> **Prompt**: Give the items below again with "y-tick-label" changed to "y-axis-label" everywhere it appears and everything else kept the same. Leave out the pictures.

Start of Provided data

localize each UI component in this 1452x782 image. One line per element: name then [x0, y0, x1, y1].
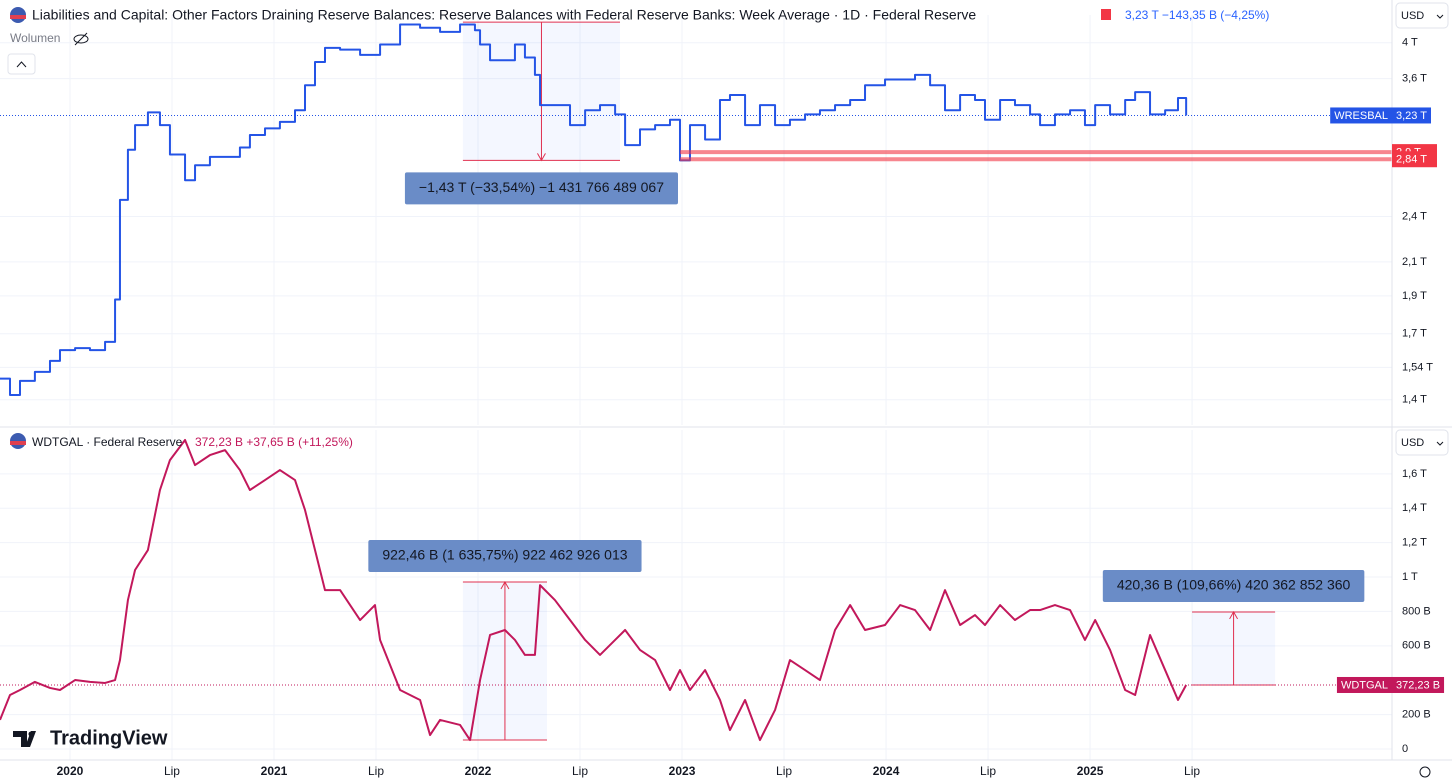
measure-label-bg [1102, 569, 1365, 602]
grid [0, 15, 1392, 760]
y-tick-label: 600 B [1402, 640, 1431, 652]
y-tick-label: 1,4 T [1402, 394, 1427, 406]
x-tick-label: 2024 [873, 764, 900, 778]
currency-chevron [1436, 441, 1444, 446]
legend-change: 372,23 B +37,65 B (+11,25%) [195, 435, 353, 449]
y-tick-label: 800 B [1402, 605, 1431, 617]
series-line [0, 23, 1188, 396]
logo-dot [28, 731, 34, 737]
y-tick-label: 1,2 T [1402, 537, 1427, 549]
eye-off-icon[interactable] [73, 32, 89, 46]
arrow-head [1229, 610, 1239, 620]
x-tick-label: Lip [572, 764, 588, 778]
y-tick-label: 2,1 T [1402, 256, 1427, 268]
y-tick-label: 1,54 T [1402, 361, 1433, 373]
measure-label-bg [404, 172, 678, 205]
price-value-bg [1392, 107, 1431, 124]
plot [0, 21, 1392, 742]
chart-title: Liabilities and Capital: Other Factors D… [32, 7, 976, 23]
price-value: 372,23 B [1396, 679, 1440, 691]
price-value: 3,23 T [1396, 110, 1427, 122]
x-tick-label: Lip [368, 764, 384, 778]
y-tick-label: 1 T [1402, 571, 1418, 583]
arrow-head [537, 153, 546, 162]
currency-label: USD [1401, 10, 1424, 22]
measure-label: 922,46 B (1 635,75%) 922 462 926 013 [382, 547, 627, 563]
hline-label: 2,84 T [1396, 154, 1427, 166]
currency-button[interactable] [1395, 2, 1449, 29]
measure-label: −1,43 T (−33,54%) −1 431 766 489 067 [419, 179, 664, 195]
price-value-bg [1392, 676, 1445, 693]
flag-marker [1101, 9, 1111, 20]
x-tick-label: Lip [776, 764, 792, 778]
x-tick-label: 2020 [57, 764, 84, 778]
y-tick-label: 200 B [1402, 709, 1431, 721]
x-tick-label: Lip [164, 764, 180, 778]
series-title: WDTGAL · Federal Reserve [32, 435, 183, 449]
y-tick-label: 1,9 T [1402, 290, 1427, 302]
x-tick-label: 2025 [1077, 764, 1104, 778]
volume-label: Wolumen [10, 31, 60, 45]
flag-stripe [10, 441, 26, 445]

End of Provided data

> **Result of the exercise**:
localize each UI component in this 1452x782 image. One line per element: name then [x0, y0, x1, y1].
measure-label-bg [1102, 569, 1365, 602]
grid [0, 15, 1392, 760]
y-axis-label: 600 B [1402, 640, 1431, 652]
y-axis-label: 1,4 T [1402, 394, 1427, 406]
x-tick-label: 2024 [873, 764, 900, 778]
currency-chevron [1436, 441, 1444, 446]
legend-change: 372,23 B +37,65 B (+11,25%) [195, 435, 353, 449]
y-axis-label: 800 B [1402, 605, 1431, 617]
series-line [0, 23, 1188, 396]
logo-dot [28, 731, 34, 737]
y-axis-label: 1,2 T [1402, 537, 1427, 549]
eye-off-icon[interactable] [73, 32, 89, 46]
arrow-head [1229, 610, 1239, 620]
x-tick-label: Lip [572, 764, 588, 778]
y-axis-label: 2,1 T [1402, 256, 1427, 268]
y-axis-label: 1,54 T [1402, 361, 1433, 373]
measure-label-bg [404, 172, 678, 205]
price-value-bg [1392, 107, 1431, 124]
plot [0, 21, 1392, 742]
chart-title: Liabilities and Capital: Other Factors D… [32, 7, 976, 23]
price-value: 372,23 B [1396, 679, 1440, 691]
price-value: 3,23 T [1396, 110, 1427, 122]
x-tick-label: Lip [368, 764, 384, 778]
y-axis-label: 1 T [1402, 571, 1418, 583]
arrow-head [537, 153, 546, 162]
currency-label: USD [1401, 10, 1424, 22]
measure-label: 922,46 B (1 635,75%) 922 462 926 013 [382, 547, 627, 563]
hline-label: 2,84 T [1396, 154, 1427, 166]
currency-button[interactable] [1395, 2, 1449, 29]
measure-label: −1,43 T (−33,54%) −1 431 766 489 067 [419, 179, 664, 195]
price-value-bg [1392, 676, 1445, 693]
flag-marker [1101, 9, 1111, 20]
x-tick-label: Lip [776, 764, 792, 778]
x-tick-label: 2020 [57, 764, 84, 778]
y-axis-label: 200 B [1402, 709, 1431, 721]
x-tick-label: Lip [164, 764, 180, 778]
series-title: WDTGAL · Federal Reserve [32, 435, 183, 449]
y-axis-label: 1,9 T [1402, 290, 1427, 302]
x-tick-label: 2025 [1077, 764, 1104, 778]
volume-label: Wolumen [10, 31, 60, 45]
flag-stripe [10, 441, 26, 445]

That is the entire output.